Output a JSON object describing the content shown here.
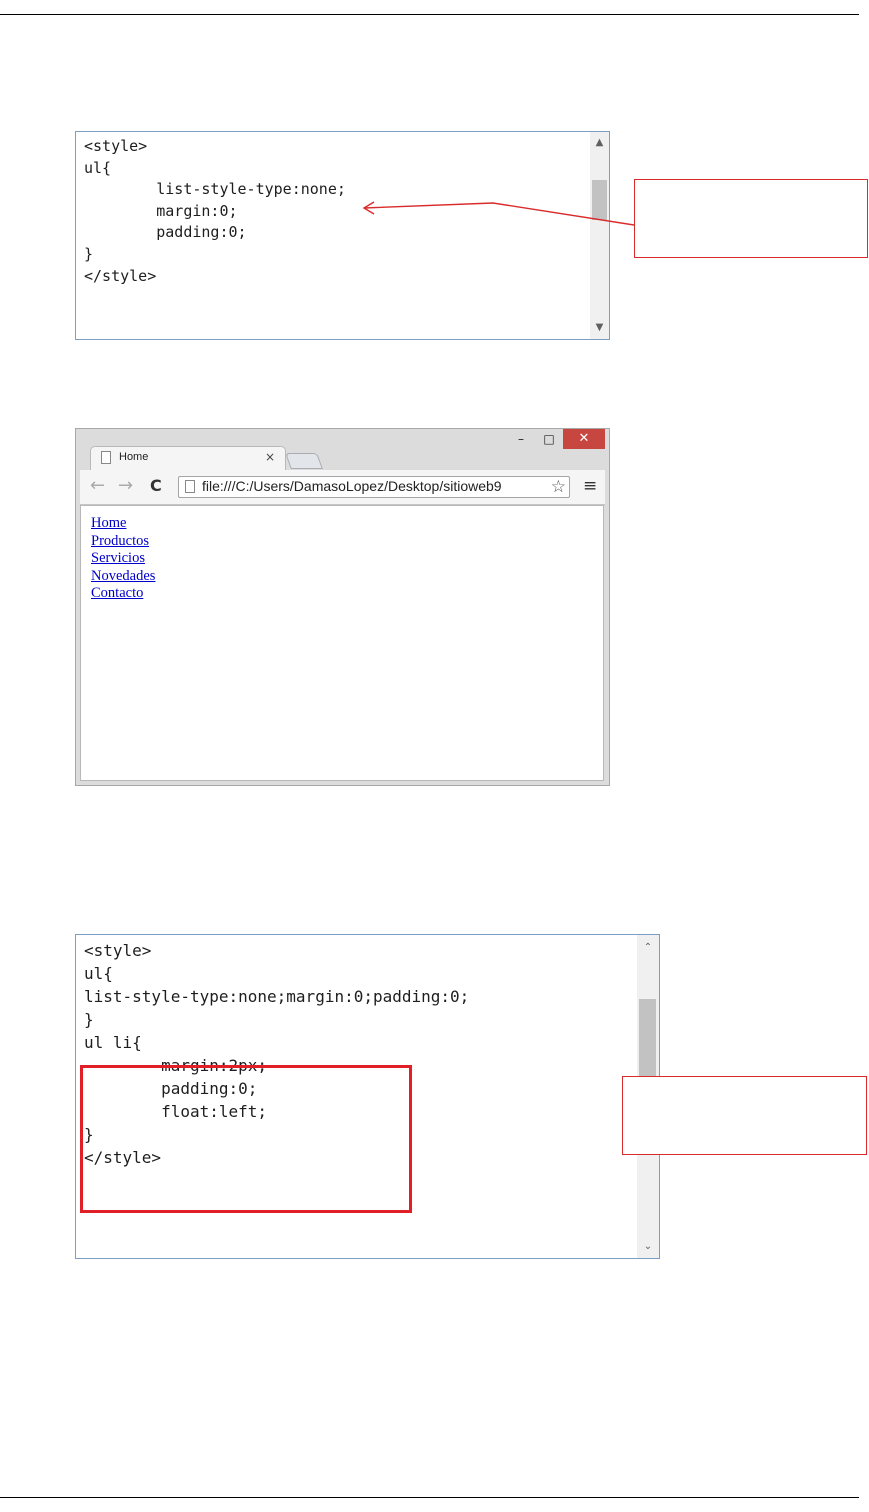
{
  "code_panel_1": {
    "lines": [
      "<style>",
      "",
      "ul{",
      "        list-style-type:none;",
      "        margin:0;",
      "        padding:0;",
      "}",
      "",
      "</style>"
    ]
  },
  "browser": {
    "tab_title": "Home",
    "tab_close": "×",
    "url": "file:///C:/Users/DamasoLopez/Desktop/sitioweb9",
    "window_controls": {
      "minimize": "–",
      "maximize": "□",
      "close": "✕"
    },
    "nav": {
      "back": "←",
      "forward": "→",
      "reload": "C"
    },
    "links": [
      "Home",
      "Productos",
      "Servicios",
      "Novedades",
      "Contacto"
    ]
  },
  "code_panel_2": {
    "lines": [
      "<style>",
      "",
      "ul{",
      "list-style-type:none;margin:0;padding:0;",
      "}",
      "",
      "ul li{",
      "        margin:2px;",
      "        padding:0;",
      "        float:left;",
      "}",
      "",
      "</style>"
    ]
  },
  "icons": [
    "scroll-up-icon",
    "scroll-down-icon",
    "page-icon",
    "star-icon",
    "menu-icon",
    "arrow-icon"
  ],
  "colors": {
    "annotation_red": "#d92b2b",
    "link_blue": "#0000cc",
    "close_button": "#c7463f"
  }
}
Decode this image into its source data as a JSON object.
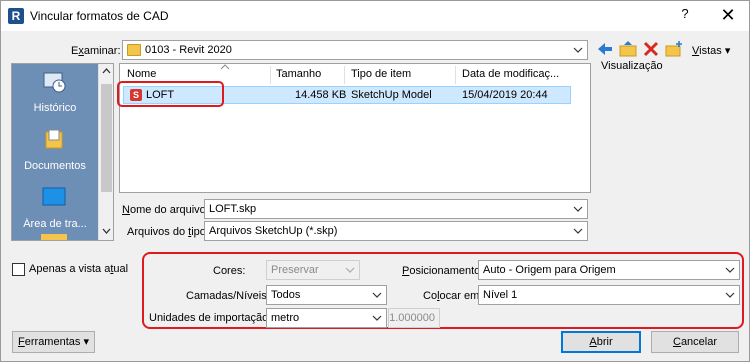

★ ★ ★ ★ ★ ★ ★

▶ [What to work on] Look over the material above and show each line where "object" appears.

▶ [Solution below]
Output a JSON object describing the content shown here.
Decode this image into its source data as a JSON object.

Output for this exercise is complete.